Goal: Quote the listing below in its entirety, omitting every image.
★ ★ ★ ★
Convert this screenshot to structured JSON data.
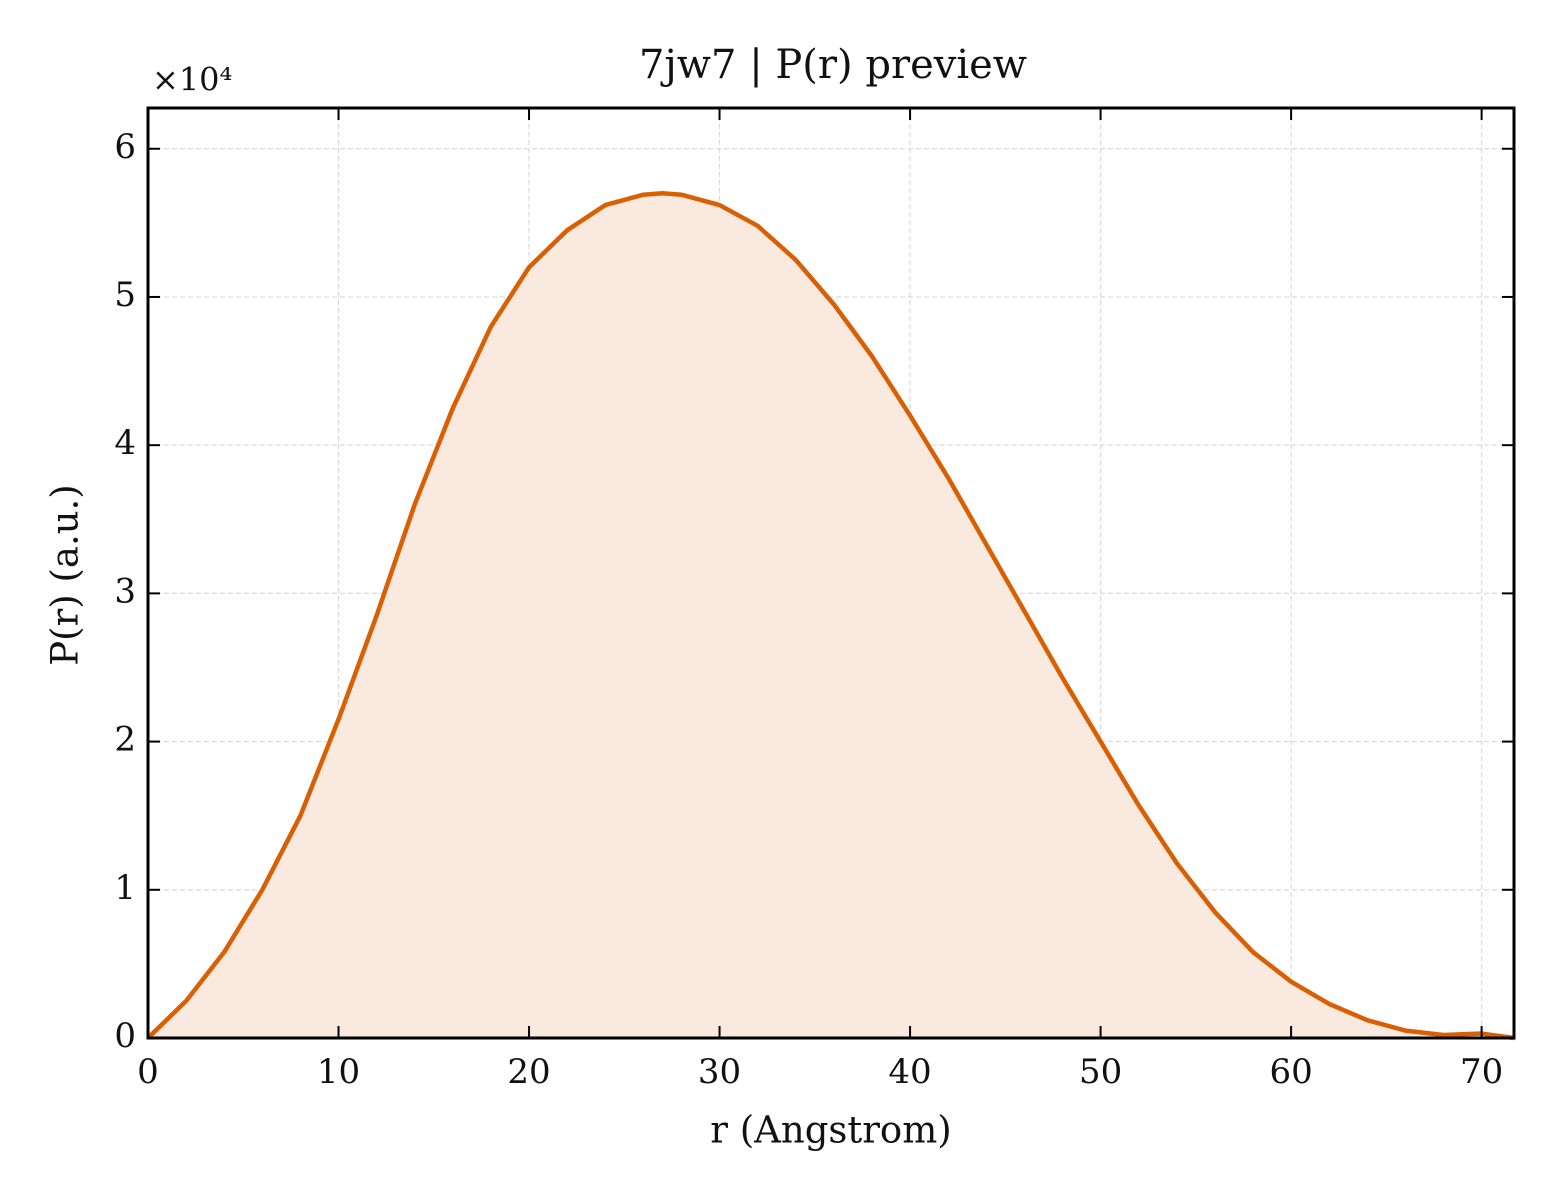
{
  "chart_data": {
    "type": "line",
    "title": "7jw7 | P(r) preview",
    "x_label": "r (Angstrom)",
    "y_label": "P(r) (a.u.)",
    "y_offset_label": "×10⁴",
    "x": [
      0,
      2,
      4,
      6,
      8,
      10,
      12,
      14,
      16,
      18,
      20,
      22,
      24,
      26,
      27,
      28,
      30,
      32,
      34,
      36,
      38,
      40,
      42,
      44,
      46,
      48,
      50,
      52,
      54,
      56,
      58,
      60,
      62,
      64,
      66,
      68,
      70,
      71.7
    ],
    "series": [
      {
        "name": "P(r)",
        "color": "#d95f02",
        "fill": "#fae9de",
        "values": [
          0,
          2500,
          5800,
          10000,
          15000,
          21500,
          28500,
          36000,
          42500,
          48000,
          52000,
          54500,
          56200,
          56900,
          57000,
          56900,
          56200,
          54800,
          52500,
          49500,
          46000,
          42000,
          37800,
          33300,
          28800,
          24300,
          20000,
          15700,
          11800,
          8500,
          5800,
          3800,
          2300,
          1200,
          500,
          200,
          300,
          0
        ]
      }
    ],
    "xlim": [
      0,
      71.7
    ],
    "xticks": [
      0,
      10,
      20,
      30,
      40,
      50,
      60,
      70
    ],
    "ylim": [
      0,
      62750
    ],
    "yticks": [
      {
        "value": 0,
        "label": "0"
      },
      {
        "value": 10000,
        "label": "1"
      },
      {
        "value": 20000,
        "label": "2"
      },
      {
        "value": 30000,
        "label": "3"
      },
      {
        "value": 40000,
        "label": "4"
      },
      {
        "value": 50000,
        "label": "5"
      },
      {
        "value": 60000,
        "label": "6"
      }
    ],
    "grid": true
  }
}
★ ★ ★ ★
Correct answer:
Convert this screenshot to structured JSON data.
{
  "chart_data": {
    "type": "line",
    "title": "7jw7 | P(r) preview",
    "x_label": "r (Angstrom)",
    "y_label": "P(r) (a.u.)",
    "y_offset_label": "×10⁴",
    "x": [
      0,
      2,
      4,
      6,
      8,
      10,
      12,
      14,
      16,
      18,
      20,
      22,
      24,
      26,
      27,
      28,
      30,
      32,
      34,
      36,
      38,
      40,
      42,
      44,
      46,
      48,
      50,
      52,
      54,
      56,
      58,
      60,
      62,
      64,
      66,
      68,
      70,
      71.7
    ],
    "series": [
      {
        "name": "P(r)",
        "color": "#d95f02",
        "fill": "#fae9de",
        "values": [
          0,
          2500,
          5800,
          10000,
          15000,
          21500,
          28500,
          36000,
          42500,
          48000,
          52000,
          54500,
          56200,
          56900,
          57000,
          56900,
          56200,
          54800,
          52500,
          49500,
          46000,
          42000,
          37800,
          33300,
          28800,
          24300,
          20000,
          15700,
          11800,
          8500,
          5800,
          3800,
          2300,
          1200,
          500,
          200,
          300,
          0
        ]
      }
    ],
    "xlim": [
      0,
      71.7
    ],
    "xticks": [
      0,
      10,
      20,
      30,
      40,
      50,
      60,
      70
    ],
    "ylim": [
      0,
      62750
    ],
    "yticks": [
      {
        "value": 0,
        "label": "0"
      },
      {
        "value": 10000,
        "label": "1"
      },
      {
        "value": 20000,
        "label": "2"
      },
      {
        "value": 30000,
        "label": "3"
      },
      {
        "value": 40000,
        "label": "4"
      },
      {
        "value": 50000,
        "label": "5"
      },
      {
        "value": 60000,
        "label": "6"
      }
    ],
    "grid": true
  }
}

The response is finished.